37 もしもオリンピックが2020年夏にあったなら。

2020年のオリンピックは2021年に。
いよいよ来年は東京でオリンピック。というフレーズを2019年にも書いていた。また書くことになると思っていたライターはいなかっただろう。自分を含めて。思えば、2019年の今頃は、国内メディアは土壇場でのマラソン競技の開催地変更で紛糾していたな。それを冷ややかに見ながら、自分が思い出していたのは、小学生のときに聞いたエピソードだった。近代五輪の最初の開催地ギリシアはアテネ。この地にまつわる神話で、オリュンポス十二神とかいうのがあるくらいだから、オリンピックはアテネあたりにちなんだものだというのは想像がつく。それで、古代ギリシアの逸話で、マラトンの戦いというのがあるから、マラソンはそこら辺からきている競技などのだというのも想像がつく。それで、小学生のときに聞いたエピソードで印象的だったのが、アテネ開催だったにも関わらず陸上競技で1つもメダルを獲得できてなかったギリシアが、最終日のマラソンで優勝したという話。

━━━━━━━━━━━━━━━━━━━━━━━━━━━━━━

**課題一覧:**
**1)** 抜粋文について、次の問いに答えよ。
(a) 近代五輪の最初の開催地はどこか。
(b) 2019年の今頃、国内メディアは何をめぐって紛糾していたか。
(c) 小学生のときに聞いたエピソードで、ギリシアが優勝した競技は何か。
**2)** 次の各文が抜粋文の内容と合うかどうか、はいかいいえで答え、根拠となる箇所を抜粋文から引用せよ。
(a) 筆者は2019年にも「いよいよ来年は東京でオリンピック」というフレーズを書いていた。
(b) ギリシアはアテネ大会で、マラソンの前にも陸上競技でメダルを獲得していた。
(c) 筆者はマラソン競技の開催地変更をめぐる騒ぎを熱心に見守っていた。
エントリーは抜粋文とは別の資料です。

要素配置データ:

━━━━━━━━━━━━━━━━━━━━━━━━━━━━━━

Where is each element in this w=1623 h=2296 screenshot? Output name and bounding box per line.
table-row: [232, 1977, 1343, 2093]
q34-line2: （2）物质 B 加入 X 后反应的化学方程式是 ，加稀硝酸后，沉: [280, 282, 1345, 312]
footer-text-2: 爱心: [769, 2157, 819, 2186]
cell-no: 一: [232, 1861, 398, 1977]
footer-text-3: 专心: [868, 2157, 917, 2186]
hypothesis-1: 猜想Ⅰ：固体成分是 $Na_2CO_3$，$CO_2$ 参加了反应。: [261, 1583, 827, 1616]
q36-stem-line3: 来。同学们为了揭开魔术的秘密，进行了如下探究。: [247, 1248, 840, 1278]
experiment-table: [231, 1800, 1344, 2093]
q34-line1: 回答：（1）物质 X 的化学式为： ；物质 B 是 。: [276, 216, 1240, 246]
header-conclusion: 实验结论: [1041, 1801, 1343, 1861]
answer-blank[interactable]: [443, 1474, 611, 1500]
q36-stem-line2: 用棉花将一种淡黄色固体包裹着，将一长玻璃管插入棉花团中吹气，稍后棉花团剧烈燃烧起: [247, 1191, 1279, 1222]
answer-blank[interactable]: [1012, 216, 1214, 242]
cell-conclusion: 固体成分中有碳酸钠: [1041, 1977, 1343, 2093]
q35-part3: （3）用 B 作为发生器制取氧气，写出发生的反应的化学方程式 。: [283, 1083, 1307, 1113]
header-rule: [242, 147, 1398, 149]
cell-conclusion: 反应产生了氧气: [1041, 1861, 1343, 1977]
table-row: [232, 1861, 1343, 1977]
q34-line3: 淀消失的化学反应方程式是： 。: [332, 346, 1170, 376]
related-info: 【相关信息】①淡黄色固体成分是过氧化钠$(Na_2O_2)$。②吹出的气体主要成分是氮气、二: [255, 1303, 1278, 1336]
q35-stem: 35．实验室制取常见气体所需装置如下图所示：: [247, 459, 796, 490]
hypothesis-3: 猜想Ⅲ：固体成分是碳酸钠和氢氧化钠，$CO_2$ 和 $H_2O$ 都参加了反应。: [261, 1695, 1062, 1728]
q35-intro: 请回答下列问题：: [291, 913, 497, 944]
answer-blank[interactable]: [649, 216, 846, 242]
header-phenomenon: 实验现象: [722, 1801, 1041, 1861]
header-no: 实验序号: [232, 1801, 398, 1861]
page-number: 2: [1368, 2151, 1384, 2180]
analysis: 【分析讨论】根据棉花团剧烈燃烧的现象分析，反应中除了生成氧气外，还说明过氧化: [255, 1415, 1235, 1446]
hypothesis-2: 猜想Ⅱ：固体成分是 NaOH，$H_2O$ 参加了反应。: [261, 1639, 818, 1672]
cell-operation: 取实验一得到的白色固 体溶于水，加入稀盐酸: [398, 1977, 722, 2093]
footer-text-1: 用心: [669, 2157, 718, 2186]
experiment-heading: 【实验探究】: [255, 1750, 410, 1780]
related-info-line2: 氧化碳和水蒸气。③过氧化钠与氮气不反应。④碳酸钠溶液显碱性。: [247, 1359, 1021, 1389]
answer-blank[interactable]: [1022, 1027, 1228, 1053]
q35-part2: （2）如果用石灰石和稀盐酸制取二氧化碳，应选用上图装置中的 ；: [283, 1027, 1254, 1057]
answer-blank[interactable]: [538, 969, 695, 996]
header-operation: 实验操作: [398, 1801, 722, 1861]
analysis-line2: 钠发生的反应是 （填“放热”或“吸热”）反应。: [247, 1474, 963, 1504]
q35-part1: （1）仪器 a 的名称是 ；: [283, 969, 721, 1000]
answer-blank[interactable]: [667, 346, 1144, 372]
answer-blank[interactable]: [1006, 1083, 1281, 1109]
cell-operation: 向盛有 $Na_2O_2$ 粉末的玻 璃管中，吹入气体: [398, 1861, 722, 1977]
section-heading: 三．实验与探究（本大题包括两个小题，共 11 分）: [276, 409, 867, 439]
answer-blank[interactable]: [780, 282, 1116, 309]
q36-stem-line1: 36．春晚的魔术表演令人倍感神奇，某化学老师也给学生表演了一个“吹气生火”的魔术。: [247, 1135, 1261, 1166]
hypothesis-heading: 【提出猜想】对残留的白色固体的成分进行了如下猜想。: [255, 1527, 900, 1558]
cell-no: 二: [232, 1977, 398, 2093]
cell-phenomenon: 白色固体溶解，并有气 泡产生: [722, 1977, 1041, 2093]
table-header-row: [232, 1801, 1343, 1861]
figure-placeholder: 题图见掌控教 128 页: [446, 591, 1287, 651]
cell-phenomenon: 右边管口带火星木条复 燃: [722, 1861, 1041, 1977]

━━━━━━━━━━━━━━━━━━━━━━━━━━━━━━

**解答:**
**1)**
(a) ギリシアのアテネ
(b) 土壇場でのマラソン競技の開催地変更
(c) 最終日のマラソン

**2)**
(a) はい:「というフレーズを2019年にも書いていた」
(b) いいえ:「陸上競技で1つもメダルを獲得できてなかった」
(c) いいえ:「それを冷ややかに見ながら」